Transcribe the material in full. Nothing should differ except that the pictures are left out.

PROVIDED RECORDS ->
--
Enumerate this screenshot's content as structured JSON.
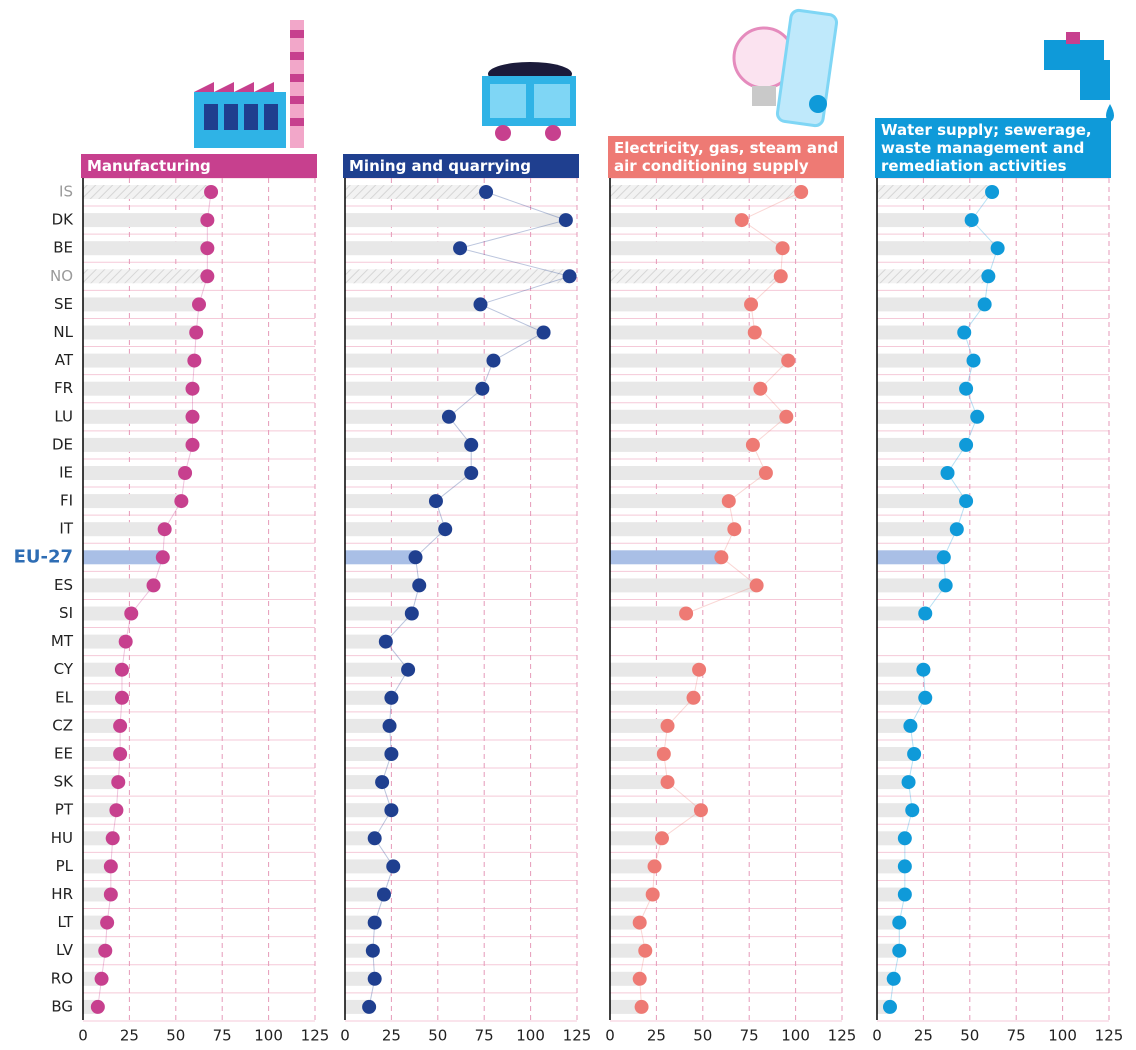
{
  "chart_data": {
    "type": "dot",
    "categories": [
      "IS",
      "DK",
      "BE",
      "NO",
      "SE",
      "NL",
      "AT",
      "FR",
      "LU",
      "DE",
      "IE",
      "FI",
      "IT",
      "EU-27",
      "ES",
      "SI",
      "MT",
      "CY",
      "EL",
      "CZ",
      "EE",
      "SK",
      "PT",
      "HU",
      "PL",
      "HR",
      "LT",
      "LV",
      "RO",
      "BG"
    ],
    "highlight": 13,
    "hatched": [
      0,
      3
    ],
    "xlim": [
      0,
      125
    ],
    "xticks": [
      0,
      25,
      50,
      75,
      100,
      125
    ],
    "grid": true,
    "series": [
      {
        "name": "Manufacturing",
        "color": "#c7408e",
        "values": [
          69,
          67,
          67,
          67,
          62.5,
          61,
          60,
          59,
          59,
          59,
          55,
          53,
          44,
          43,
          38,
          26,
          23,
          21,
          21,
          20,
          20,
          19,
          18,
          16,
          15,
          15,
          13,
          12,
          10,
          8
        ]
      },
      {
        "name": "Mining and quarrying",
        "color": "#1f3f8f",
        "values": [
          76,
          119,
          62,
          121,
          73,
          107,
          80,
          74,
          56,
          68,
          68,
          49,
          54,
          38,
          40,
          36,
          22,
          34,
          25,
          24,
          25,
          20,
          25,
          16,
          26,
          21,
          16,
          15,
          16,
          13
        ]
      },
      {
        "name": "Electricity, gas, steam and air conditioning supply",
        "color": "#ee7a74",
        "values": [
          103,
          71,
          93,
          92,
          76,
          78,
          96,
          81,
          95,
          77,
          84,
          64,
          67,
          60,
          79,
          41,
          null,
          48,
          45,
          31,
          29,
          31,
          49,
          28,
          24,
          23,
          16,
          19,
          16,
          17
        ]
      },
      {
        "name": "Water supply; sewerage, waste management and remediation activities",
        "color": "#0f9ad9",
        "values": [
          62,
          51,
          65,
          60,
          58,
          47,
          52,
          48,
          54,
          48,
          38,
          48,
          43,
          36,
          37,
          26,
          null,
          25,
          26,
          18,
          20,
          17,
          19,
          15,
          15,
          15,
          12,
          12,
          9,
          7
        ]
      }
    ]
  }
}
--
FINAL ANSWER ->
Enumerate this screenshot's content as structured JSON.
{
  "chart_data": {
    "type": "dot",
    "categories": [
      "IS",
      "DK",
      "BE",
      "NO",
      "SE",
      "NL",
      "AT",
      "FR",
      "LU",
      "DE",
      "IE",
      "FI",
      "IT",
      "EU-27",
      "ES",
      "SI",
      "MT",
      "CY",
      "EL",
      "CZ",
      "EE",
      "SK",
      "PT",
      "HU",
      "PL",
      "HR",
      "LT",
      "LV",
      "RO",
      "BG"
    ],
    "highlight": 13,
    "hatched": [
      0,
      3
    ],
    "xlim": [
      0,
      125
    ],
    "xticks": [
      0,
      25,
      50,
      75,
      100,
      125
    ],
    "grid": true,
    "series": [
      {
        "name": "Manufacturing",
        "color": "#c7408e",
        "values": [
          69,
          67,
          67,
          67,
          62.5,
          61,
          60,
          59,
          59,
          59,
          55,
          53,
          44,
          43,
          38,
          26,
          23,
          21,
          21,
          20,
          20,
          19,
          18,
          16,
          15,
          15,
          13,
          12,
          10,
          8
        ]
      },
      {
        "name": "Mining and quarrying",
        "color": "#1f3f8f",
        "values": [
          76,
          119,
          62,
          121,
          73,
          107,
          80,
          74,
          56,
          68,
          68,
          49,
          54,
          38,
          40,
          36,
          22,
          34,
          25,
          24,
          25,
          20,
          25,
          16,
          26,
          21,
          16,
          15,
          16,
          13
        ]
      },
      {
        "name": "Electricity, gas, steam and air conditioning supply",
        "color": "#ee7a74",
        "values": [
          103,
          71,
          93,
          92,
          76,
          78,
          96,
          81,
          95,
          77,
          84,
          64,
          67,
          60,
          79,
          41,
          null,
          48,
          45,
          31,
          29,
          31,
          49,
          28,
          24,
          23,
          16,
          19,
          16,
          17
        ]
      },
      {
        "name": "Water supply; sewerage, waste management and remediation activities",
        "color": "#0f9ad9",
        "values": [
          62,
          51,
          65,
          60,
          58,
          47,
          52,
          48,
          54,
          48,
          38,
          48,
          43,
          36,
          37,
          26,
          null,
          25,
          26,
          18,
          20,
          17,
          19,
          15,
          15,
          15,
          12,
          12,
          9,
          7
        ]
      }
    ]
  }
}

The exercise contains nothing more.